The request:
Copy every line from the material below that holds "момента".

★ ★ ★ ★ ★

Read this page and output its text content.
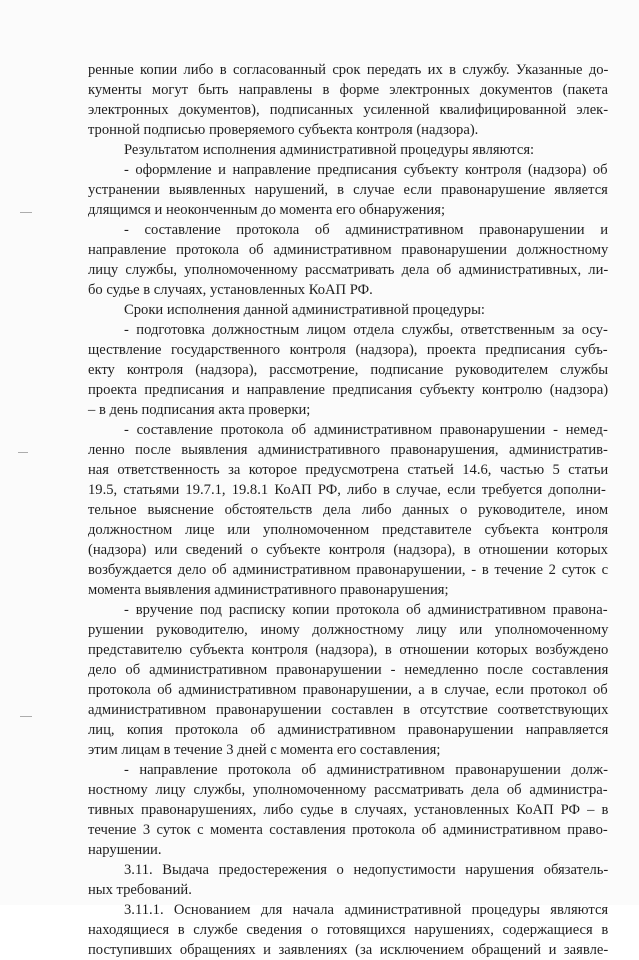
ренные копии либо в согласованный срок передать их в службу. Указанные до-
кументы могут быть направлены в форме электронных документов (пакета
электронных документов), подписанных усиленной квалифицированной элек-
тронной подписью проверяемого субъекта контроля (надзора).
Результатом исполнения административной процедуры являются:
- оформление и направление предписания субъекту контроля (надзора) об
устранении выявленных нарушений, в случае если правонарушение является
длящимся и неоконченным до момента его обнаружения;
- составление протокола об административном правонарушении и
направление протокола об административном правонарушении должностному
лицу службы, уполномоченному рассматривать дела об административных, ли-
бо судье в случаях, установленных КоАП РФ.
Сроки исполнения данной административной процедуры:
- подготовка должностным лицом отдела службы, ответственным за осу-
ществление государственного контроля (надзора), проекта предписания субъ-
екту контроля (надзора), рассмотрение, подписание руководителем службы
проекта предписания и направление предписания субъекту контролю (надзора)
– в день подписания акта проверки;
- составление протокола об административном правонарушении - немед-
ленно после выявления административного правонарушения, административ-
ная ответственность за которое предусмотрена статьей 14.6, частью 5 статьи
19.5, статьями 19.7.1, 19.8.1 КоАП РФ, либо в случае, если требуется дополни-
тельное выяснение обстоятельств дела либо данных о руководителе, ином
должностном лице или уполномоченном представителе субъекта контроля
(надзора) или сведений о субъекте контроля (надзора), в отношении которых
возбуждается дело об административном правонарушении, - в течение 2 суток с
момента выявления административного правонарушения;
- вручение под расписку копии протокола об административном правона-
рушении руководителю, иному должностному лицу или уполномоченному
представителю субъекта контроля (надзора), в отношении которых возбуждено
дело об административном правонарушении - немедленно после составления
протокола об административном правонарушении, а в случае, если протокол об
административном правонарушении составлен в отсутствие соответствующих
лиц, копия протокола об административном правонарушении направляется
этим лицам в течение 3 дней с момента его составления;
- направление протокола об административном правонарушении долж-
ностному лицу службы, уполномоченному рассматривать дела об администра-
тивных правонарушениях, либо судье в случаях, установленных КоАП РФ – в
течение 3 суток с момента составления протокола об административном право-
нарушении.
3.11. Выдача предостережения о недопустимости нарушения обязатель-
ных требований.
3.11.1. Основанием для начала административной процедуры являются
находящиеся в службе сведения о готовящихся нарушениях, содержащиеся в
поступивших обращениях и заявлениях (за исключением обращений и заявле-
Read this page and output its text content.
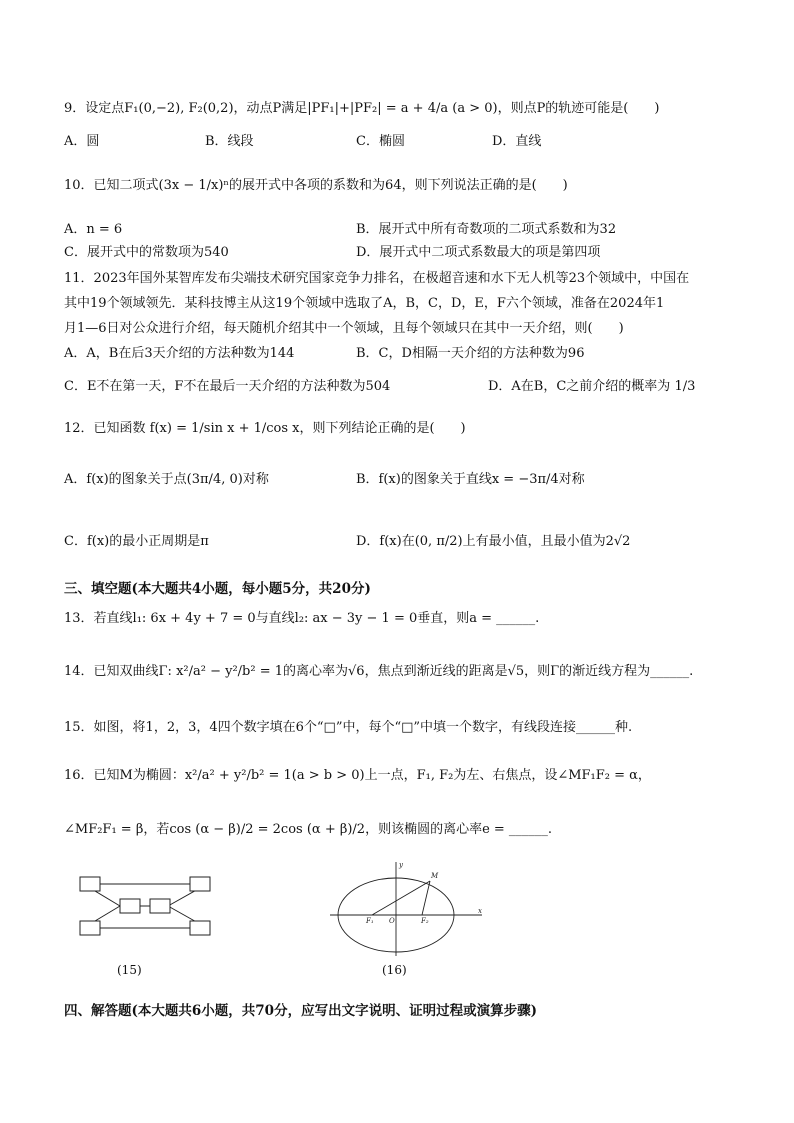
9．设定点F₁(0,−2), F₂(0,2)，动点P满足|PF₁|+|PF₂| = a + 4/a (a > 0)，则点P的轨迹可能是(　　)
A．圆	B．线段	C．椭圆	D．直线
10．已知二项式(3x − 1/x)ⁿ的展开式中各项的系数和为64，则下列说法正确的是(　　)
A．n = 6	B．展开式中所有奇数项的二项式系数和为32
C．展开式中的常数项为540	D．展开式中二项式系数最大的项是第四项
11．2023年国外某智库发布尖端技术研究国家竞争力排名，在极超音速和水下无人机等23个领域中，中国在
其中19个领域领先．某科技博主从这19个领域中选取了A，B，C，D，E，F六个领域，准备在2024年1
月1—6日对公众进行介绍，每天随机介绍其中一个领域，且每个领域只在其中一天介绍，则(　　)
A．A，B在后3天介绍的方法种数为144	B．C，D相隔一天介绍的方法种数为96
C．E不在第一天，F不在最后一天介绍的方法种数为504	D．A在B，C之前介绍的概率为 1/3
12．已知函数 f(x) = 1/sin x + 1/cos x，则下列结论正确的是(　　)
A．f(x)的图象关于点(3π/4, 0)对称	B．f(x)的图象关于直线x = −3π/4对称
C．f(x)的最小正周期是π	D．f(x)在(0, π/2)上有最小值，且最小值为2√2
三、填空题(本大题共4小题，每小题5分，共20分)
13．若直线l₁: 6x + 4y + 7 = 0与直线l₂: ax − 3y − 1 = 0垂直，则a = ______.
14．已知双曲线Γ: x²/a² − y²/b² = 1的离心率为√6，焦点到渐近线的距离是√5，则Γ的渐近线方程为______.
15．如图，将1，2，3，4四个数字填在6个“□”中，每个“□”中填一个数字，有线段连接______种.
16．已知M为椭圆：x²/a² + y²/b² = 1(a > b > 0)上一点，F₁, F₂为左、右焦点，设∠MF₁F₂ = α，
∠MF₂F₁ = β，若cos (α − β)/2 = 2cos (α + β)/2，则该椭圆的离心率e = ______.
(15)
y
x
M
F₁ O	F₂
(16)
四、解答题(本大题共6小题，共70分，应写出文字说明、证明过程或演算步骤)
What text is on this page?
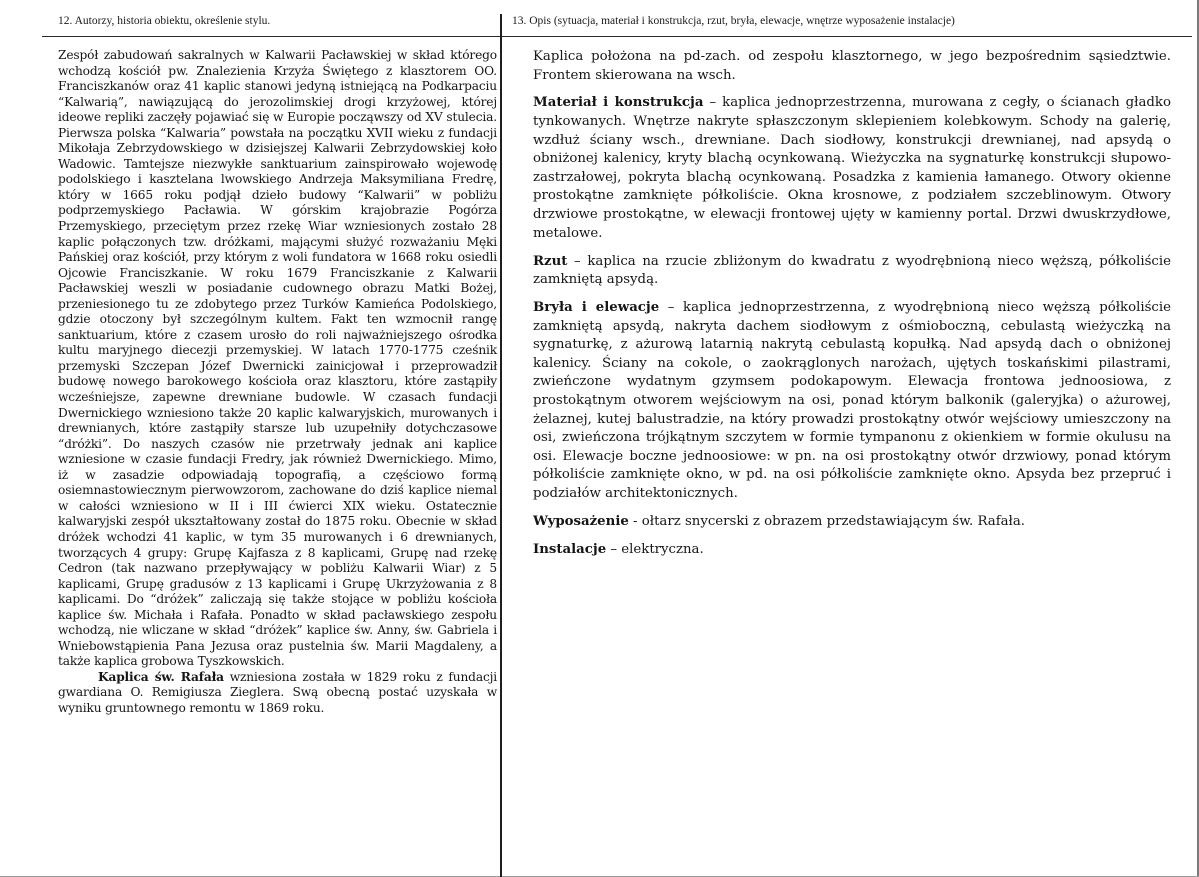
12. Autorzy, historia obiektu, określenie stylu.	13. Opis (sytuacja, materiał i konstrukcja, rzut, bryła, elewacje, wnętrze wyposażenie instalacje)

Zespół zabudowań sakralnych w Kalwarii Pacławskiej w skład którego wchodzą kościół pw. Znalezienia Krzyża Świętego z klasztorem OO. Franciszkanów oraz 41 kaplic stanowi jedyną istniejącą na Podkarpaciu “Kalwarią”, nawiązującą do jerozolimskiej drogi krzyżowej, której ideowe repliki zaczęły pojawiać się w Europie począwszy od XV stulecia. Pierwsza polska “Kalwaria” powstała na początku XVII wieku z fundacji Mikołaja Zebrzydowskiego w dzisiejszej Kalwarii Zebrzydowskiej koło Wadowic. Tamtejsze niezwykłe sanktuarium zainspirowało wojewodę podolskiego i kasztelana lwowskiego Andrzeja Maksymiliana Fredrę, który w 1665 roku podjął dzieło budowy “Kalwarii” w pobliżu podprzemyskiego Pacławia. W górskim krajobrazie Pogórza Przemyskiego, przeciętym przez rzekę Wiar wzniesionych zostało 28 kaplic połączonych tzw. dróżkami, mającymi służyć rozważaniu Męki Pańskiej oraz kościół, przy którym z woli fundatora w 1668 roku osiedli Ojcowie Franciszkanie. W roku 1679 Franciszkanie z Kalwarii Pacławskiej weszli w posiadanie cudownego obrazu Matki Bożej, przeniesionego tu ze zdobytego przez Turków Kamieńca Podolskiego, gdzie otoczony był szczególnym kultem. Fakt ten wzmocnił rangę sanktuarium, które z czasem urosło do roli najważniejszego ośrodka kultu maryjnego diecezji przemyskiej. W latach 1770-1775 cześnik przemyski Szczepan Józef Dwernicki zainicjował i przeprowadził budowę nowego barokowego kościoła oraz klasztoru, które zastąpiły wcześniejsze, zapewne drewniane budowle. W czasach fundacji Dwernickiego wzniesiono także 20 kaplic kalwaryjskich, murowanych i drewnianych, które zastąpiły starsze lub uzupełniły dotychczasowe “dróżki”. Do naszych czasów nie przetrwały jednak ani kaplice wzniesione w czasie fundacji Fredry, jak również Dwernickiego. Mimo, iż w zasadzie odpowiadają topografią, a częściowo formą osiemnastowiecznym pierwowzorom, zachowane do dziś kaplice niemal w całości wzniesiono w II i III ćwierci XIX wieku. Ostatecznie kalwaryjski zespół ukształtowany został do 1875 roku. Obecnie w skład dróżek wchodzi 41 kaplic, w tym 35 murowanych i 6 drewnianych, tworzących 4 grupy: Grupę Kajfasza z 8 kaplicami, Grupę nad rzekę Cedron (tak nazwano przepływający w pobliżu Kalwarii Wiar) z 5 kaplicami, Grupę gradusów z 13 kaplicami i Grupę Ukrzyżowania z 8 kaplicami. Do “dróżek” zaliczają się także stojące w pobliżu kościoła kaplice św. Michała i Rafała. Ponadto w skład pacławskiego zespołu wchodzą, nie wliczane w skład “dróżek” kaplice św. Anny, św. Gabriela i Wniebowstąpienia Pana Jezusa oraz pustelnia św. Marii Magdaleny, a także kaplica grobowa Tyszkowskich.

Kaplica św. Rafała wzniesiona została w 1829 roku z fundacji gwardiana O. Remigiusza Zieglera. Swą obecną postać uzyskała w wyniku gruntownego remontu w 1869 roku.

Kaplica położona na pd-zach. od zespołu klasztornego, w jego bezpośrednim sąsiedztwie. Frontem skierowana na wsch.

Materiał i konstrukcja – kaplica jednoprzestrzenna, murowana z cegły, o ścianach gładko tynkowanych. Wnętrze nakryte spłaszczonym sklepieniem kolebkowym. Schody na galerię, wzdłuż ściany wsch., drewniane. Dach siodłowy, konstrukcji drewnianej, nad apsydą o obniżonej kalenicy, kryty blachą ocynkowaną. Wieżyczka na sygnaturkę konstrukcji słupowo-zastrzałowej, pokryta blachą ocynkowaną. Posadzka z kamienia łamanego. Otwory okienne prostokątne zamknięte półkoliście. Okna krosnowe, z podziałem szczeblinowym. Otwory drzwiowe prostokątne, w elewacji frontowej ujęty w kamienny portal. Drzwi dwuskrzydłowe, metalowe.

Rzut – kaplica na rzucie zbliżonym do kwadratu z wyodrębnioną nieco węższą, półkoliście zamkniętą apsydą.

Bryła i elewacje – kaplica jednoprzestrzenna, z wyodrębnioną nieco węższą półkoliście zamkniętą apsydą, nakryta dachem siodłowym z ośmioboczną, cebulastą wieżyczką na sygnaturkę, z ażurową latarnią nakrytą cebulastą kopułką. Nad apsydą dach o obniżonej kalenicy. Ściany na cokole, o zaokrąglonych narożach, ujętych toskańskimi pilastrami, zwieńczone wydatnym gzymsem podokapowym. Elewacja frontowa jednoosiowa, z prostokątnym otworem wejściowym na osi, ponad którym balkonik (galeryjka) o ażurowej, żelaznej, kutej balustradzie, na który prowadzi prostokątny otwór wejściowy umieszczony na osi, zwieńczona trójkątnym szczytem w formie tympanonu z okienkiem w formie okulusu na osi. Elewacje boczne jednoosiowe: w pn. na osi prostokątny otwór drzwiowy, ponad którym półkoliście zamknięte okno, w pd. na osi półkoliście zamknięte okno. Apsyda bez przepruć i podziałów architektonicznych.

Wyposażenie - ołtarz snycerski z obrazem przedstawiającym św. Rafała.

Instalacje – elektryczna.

★ ★ ★ ★ ★

Solution to the problem:
длящимся и неоконченным до момента его обнаружения;
момента выявления административного правонарушения;
этим лицам в течение 3 дней с момента его составления;
течение 3 суток с момента составления протокола об административном право-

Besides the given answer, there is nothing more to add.